[Exercise brief] Determine the number of lines in the data that include the word "appended", and write only that number.

%%

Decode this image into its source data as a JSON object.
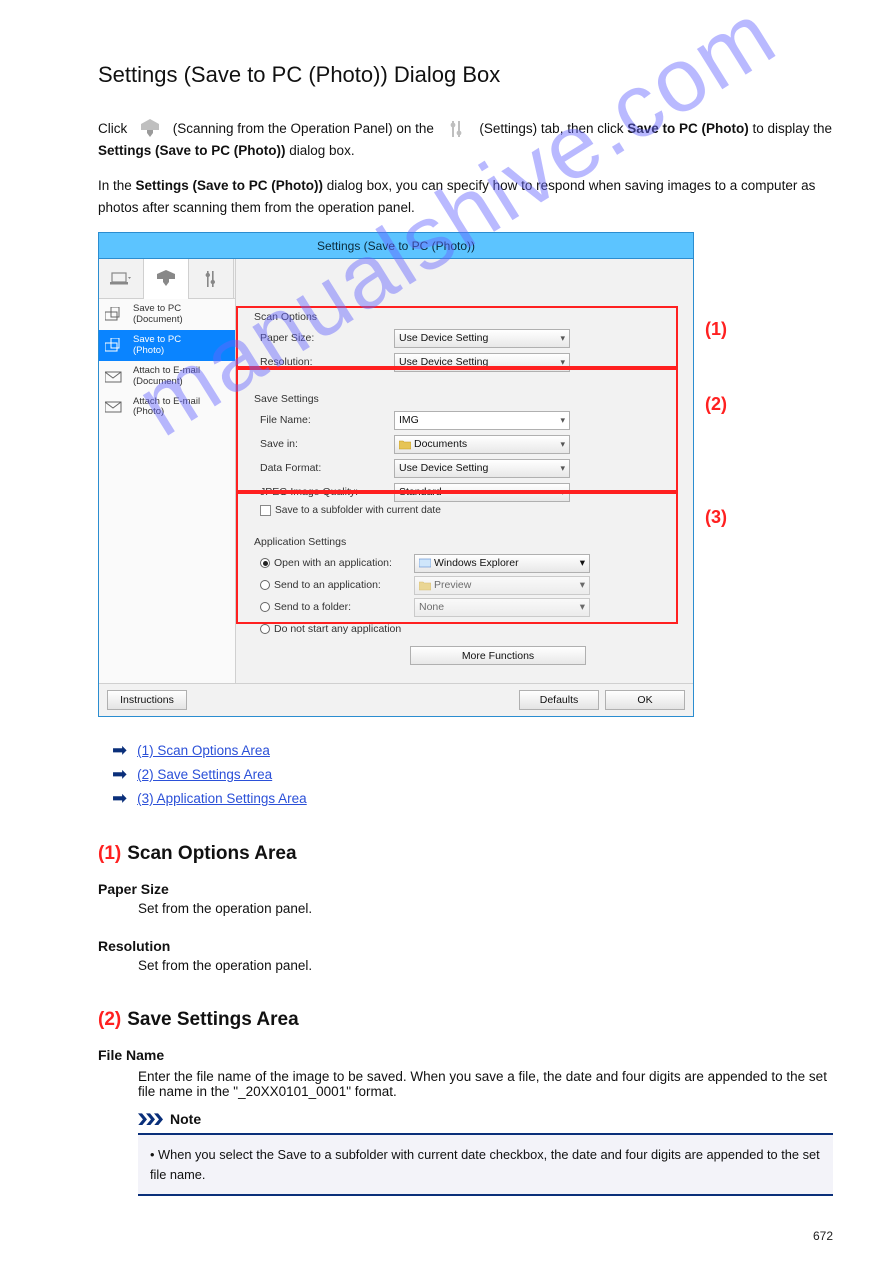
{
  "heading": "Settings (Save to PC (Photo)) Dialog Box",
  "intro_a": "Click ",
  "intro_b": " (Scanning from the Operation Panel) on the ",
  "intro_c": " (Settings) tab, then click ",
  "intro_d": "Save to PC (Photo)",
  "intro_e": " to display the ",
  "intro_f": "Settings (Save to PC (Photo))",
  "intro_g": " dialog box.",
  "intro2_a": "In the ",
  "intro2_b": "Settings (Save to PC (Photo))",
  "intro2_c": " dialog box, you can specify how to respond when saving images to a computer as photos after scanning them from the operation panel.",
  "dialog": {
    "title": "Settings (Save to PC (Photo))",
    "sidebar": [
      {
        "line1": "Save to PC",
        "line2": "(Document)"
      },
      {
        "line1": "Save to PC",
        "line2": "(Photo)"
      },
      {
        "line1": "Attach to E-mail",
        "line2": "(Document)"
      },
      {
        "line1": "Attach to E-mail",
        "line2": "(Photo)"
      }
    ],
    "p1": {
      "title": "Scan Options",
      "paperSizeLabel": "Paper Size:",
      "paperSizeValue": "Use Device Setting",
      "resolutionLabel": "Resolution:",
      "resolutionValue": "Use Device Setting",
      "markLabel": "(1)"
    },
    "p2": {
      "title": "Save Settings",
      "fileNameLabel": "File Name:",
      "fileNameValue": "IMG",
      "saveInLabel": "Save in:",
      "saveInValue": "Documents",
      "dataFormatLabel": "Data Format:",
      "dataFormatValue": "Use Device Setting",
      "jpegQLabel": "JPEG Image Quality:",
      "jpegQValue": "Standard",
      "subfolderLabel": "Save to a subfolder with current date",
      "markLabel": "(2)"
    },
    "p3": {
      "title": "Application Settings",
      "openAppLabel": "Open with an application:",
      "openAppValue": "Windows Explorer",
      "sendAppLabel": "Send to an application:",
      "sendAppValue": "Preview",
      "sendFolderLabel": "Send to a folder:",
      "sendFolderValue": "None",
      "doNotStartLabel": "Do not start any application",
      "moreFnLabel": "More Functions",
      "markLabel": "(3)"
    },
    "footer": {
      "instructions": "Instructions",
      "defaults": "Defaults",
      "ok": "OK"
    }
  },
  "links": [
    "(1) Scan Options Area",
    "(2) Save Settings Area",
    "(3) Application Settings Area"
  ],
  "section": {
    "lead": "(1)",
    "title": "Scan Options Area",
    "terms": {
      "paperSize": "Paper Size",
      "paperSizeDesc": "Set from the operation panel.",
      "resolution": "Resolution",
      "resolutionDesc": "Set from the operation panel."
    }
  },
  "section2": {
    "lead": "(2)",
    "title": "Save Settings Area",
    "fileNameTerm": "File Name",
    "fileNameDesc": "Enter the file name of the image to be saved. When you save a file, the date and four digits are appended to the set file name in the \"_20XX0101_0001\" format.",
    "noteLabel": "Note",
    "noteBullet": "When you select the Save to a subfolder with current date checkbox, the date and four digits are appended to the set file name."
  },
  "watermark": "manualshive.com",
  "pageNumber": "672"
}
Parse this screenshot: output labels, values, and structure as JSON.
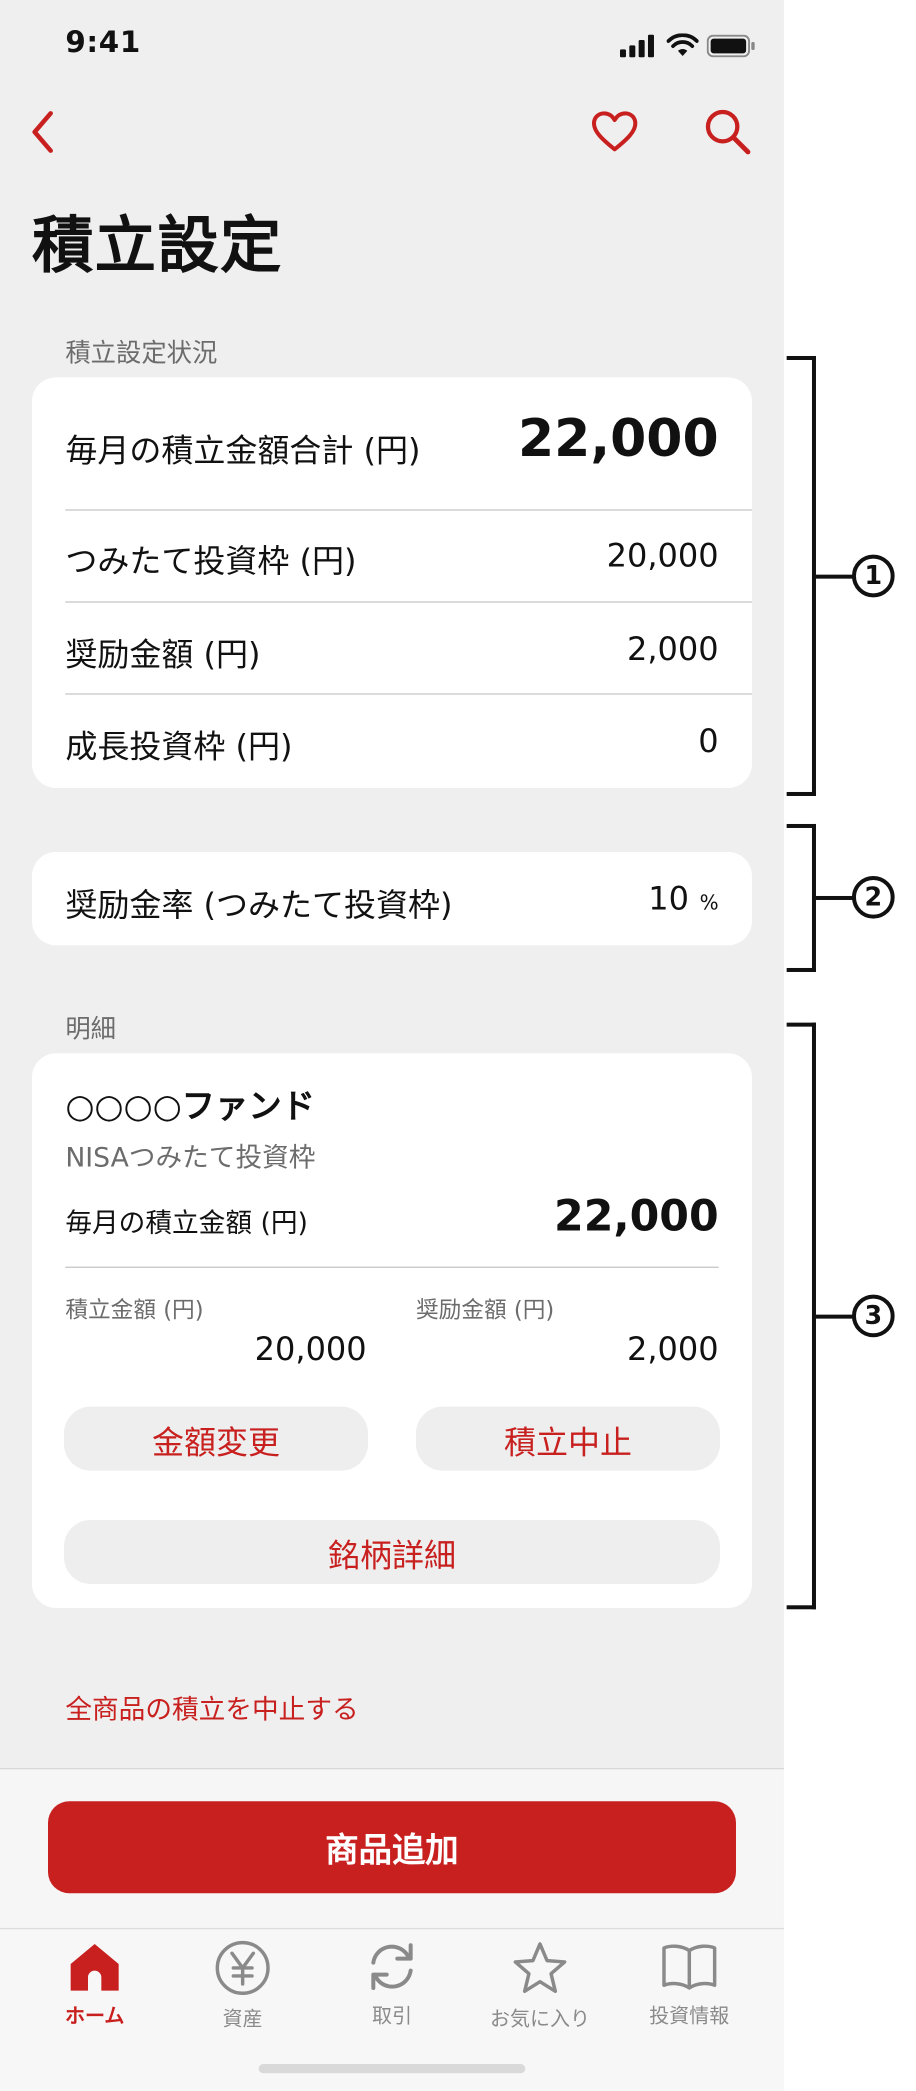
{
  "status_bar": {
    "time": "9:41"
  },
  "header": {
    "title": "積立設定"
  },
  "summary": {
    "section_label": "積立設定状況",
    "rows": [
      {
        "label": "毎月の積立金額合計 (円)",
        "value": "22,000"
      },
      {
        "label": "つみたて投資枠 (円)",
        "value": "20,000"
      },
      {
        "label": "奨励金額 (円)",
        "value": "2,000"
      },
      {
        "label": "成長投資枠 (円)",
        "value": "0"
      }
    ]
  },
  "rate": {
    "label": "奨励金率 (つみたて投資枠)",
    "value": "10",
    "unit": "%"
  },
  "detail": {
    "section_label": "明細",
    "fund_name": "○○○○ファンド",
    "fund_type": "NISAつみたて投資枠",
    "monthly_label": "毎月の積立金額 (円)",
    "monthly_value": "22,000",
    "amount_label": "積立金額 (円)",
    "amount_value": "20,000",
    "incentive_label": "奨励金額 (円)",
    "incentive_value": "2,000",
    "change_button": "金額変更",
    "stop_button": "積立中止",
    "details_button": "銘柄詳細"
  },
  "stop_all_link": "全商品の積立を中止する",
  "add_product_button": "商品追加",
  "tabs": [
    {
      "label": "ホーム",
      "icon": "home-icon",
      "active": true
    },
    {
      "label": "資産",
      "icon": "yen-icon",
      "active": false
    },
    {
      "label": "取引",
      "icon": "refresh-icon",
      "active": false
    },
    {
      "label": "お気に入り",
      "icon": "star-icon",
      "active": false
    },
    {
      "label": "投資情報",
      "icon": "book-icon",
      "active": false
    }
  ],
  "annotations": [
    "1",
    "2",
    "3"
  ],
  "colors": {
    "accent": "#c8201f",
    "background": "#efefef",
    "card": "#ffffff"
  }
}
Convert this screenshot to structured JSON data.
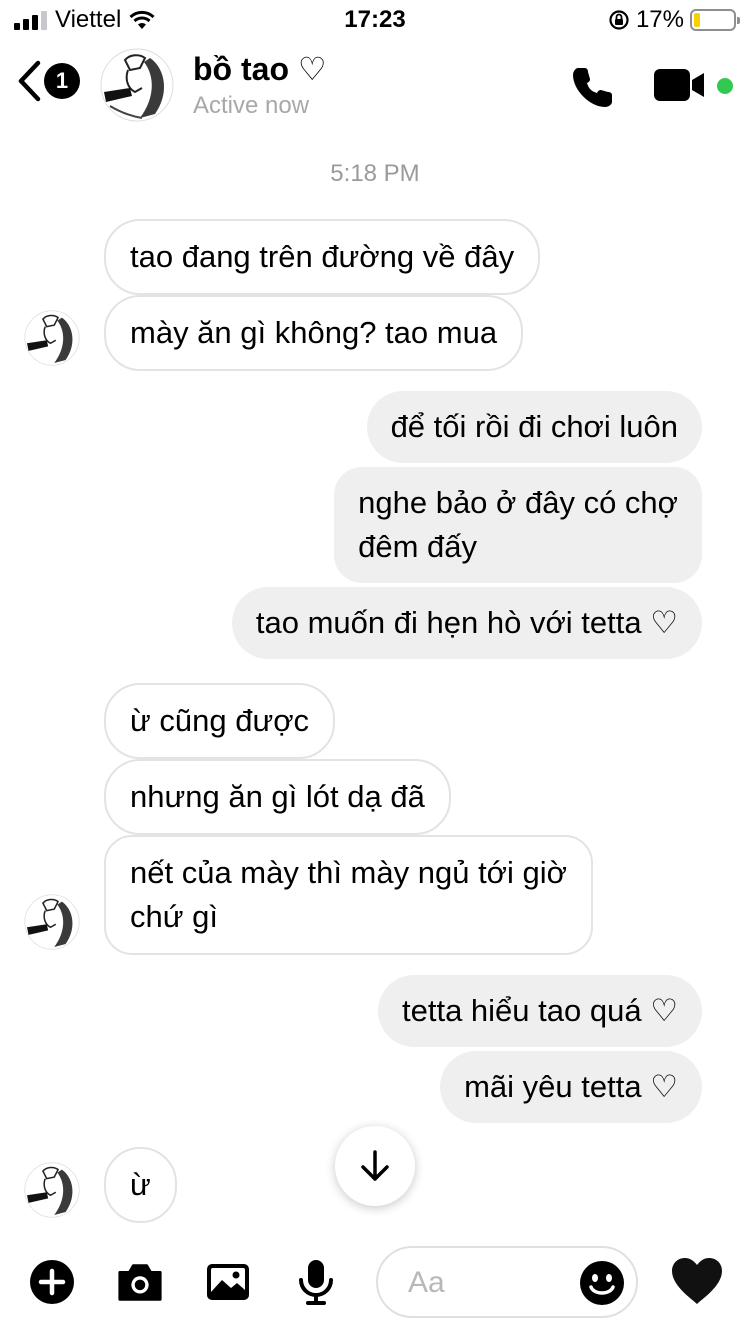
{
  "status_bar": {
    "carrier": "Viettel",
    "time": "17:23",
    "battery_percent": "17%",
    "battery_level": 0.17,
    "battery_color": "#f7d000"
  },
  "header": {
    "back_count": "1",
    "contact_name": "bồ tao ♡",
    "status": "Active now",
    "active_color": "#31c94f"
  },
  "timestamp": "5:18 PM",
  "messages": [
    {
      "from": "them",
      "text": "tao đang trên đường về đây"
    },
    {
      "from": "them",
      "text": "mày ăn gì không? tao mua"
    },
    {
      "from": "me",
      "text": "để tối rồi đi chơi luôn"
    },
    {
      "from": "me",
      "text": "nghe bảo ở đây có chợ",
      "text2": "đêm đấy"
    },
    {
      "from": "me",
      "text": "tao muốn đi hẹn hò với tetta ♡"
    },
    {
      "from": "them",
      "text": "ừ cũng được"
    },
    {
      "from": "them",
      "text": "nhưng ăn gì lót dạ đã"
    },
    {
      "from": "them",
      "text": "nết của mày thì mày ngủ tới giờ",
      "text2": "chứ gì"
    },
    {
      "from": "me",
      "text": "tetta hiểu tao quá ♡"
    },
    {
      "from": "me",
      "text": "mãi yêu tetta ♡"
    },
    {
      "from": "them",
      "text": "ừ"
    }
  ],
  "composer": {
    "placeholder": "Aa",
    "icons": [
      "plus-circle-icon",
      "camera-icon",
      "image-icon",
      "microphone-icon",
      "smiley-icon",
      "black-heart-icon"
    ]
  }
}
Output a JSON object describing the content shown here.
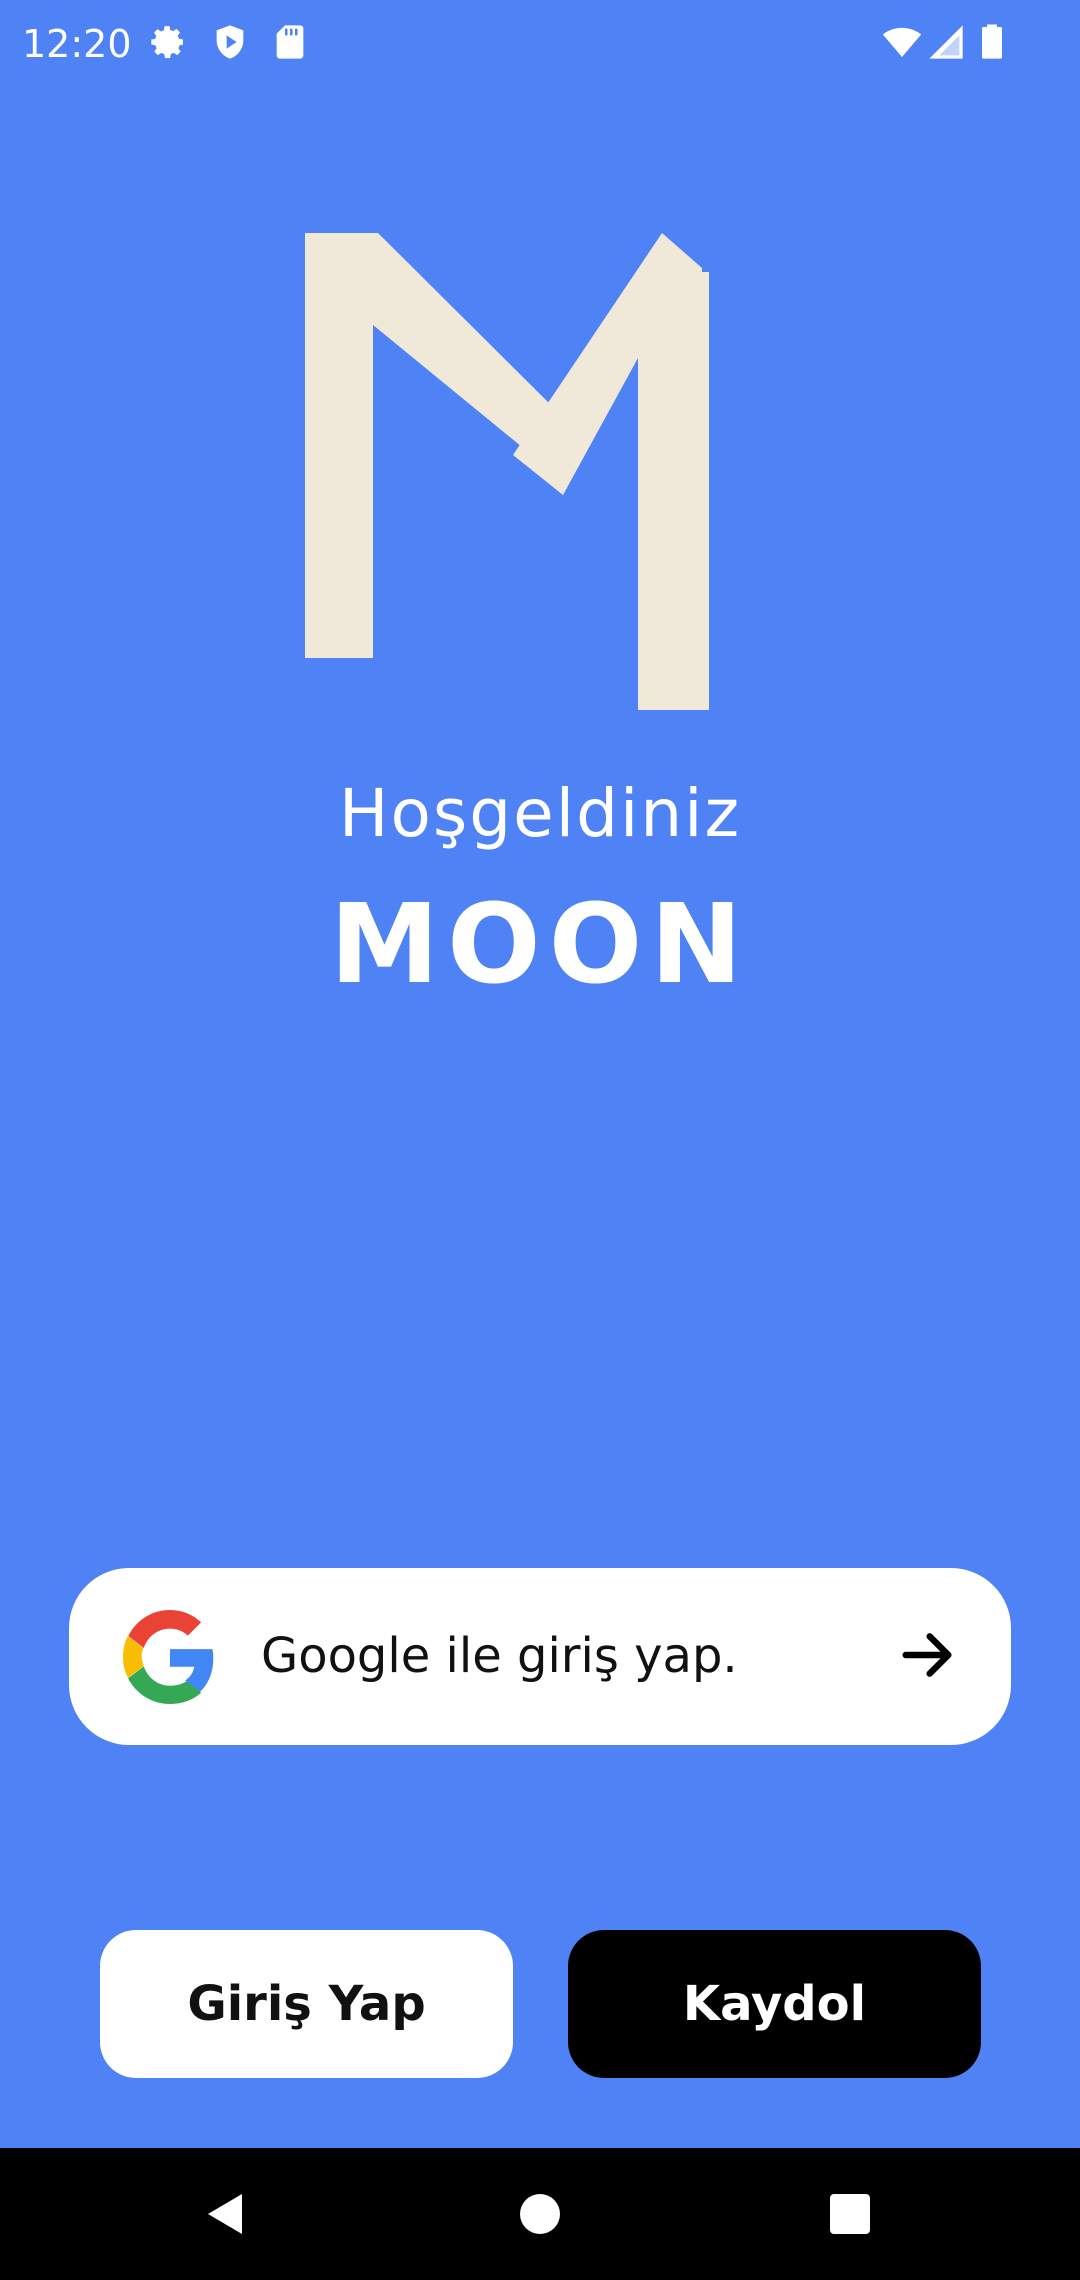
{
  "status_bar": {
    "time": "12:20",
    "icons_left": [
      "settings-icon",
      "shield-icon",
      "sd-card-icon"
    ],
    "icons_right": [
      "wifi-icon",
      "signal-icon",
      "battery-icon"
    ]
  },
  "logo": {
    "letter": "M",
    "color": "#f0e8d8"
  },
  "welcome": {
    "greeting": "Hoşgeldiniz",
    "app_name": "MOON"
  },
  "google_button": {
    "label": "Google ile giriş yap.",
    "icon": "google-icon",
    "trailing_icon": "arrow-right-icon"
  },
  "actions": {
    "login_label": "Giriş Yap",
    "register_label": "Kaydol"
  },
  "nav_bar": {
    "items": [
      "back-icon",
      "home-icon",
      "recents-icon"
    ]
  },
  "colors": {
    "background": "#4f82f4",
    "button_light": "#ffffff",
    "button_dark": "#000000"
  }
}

%%

[Solution for this task] 2